Data entries:
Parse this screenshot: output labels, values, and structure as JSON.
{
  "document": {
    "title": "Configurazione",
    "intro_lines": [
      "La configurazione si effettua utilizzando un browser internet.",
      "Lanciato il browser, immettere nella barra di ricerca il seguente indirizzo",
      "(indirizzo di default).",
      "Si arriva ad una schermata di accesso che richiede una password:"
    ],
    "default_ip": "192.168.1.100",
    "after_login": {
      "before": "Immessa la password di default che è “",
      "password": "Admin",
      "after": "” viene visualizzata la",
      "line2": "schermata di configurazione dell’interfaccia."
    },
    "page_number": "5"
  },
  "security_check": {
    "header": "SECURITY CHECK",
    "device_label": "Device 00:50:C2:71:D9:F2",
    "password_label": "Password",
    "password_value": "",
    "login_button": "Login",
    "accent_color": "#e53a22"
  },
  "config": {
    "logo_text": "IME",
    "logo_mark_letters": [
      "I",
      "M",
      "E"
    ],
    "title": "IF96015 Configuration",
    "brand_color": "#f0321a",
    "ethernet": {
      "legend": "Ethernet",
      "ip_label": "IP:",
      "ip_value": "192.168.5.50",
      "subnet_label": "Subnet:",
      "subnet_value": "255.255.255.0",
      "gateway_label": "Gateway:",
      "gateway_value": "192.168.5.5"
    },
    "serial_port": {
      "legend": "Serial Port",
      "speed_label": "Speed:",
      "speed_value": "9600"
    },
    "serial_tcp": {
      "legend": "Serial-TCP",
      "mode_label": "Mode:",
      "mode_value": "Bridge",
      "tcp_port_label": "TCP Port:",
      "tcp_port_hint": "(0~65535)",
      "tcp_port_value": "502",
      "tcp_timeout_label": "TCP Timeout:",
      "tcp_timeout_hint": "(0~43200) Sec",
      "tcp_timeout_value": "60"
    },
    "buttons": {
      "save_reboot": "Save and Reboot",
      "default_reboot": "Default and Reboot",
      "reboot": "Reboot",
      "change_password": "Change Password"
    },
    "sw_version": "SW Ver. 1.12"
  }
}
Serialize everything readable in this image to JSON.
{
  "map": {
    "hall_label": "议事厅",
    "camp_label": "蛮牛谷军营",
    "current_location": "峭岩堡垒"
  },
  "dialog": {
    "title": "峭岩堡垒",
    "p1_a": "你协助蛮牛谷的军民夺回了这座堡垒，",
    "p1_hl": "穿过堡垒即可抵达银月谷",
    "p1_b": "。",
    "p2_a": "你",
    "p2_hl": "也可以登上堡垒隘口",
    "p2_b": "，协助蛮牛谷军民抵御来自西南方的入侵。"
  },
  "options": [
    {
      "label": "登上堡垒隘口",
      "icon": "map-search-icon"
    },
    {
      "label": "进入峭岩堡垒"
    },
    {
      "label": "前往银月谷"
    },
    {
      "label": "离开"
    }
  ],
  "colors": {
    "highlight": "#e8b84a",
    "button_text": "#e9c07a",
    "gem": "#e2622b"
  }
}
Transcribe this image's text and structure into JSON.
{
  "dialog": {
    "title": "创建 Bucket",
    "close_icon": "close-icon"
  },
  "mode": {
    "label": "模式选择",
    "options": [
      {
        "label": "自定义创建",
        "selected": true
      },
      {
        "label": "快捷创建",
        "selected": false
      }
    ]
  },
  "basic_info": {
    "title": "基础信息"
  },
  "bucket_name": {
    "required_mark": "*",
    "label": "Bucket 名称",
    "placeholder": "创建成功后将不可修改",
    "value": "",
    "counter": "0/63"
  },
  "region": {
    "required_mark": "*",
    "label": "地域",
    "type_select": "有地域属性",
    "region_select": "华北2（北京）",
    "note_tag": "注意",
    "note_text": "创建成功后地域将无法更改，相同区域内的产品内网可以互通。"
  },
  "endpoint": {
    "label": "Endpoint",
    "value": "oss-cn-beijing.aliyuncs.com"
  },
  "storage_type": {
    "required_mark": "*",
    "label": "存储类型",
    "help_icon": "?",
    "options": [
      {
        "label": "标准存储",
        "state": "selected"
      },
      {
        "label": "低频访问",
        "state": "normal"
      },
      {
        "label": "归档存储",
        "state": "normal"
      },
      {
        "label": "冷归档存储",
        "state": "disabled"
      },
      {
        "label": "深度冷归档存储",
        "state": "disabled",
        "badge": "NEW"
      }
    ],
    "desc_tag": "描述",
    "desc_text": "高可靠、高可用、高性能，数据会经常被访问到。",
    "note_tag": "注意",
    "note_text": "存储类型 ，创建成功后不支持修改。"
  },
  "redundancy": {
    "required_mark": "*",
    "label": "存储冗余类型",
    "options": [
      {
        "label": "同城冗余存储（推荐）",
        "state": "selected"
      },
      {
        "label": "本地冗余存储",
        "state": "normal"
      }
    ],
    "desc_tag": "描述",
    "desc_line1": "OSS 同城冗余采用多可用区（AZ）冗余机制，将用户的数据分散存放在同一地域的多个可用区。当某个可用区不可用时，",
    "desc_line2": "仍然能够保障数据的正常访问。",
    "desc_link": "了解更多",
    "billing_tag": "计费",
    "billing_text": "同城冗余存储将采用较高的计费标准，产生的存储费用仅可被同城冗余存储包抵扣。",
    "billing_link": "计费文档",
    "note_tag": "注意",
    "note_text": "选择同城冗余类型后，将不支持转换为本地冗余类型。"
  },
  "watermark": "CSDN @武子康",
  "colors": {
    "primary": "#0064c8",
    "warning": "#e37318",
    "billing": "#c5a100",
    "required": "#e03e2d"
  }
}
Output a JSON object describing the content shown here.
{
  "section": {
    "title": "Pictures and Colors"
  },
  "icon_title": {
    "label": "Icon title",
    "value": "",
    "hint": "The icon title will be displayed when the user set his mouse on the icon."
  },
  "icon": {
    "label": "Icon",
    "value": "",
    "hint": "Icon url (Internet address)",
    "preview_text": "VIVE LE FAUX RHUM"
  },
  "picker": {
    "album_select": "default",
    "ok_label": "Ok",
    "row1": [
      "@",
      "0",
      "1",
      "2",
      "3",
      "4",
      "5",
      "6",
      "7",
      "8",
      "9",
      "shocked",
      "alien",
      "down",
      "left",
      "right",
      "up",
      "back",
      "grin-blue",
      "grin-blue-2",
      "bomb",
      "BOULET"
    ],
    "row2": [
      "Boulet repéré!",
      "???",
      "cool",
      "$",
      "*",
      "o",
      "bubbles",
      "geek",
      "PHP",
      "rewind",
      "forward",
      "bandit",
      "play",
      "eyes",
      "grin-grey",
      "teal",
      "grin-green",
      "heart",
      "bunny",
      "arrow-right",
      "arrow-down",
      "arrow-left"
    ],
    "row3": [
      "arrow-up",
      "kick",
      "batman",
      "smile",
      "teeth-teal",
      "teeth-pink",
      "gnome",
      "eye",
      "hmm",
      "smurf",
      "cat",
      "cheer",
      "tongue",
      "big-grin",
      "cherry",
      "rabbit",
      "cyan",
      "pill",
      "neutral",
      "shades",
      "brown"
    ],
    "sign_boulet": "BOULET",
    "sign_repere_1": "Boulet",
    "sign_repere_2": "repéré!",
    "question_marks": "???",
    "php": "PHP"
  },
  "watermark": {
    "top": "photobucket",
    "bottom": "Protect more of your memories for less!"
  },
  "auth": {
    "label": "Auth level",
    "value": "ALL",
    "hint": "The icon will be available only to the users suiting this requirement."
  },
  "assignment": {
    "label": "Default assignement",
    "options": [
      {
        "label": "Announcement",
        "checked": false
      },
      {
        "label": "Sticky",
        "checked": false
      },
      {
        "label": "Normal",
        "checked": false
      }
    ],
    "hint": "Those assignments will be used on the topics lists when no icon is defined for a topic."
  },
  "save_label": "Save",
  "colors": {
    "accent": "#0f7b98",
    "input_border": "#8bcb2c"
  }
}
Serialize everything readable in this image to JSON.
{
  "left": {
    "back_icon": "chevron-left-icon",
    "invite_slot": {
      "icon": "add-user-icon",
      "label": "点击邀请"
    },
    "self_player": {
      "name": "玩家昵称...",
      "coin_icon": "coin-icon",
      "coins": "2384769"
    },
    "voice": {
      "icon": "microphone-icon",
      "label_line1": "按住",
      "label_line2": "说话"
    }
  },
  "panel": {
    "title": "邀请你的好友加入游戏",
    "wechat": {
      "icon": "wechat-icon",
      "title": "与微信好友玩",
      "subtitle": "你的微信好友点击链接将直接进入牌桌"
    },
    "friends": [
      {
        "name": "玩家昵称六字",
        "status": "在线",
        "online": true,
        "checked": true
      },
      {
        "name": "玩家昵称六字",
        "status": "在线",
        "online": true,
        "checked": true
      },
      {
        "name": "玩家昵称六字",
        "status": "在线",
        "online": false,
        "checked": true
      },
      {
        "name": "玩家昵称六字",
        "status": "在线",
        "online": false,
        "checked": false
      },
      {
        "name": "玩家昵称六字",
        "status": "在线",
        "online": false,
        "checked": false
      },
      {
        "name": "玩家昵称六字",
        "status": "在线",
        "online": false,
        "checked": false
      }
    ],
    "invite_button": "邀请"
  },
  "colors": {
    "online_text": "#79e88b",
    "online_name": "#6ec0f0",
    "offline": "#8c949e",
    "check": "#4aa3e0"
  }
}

§ **What is needed**
Identify every line above with the string "legend" in it. Copy those lines.

§ **Worked solution**
      "legend": "Ethernet",
      "legend": "Serial Port",
      "legend": "Serial-TCP",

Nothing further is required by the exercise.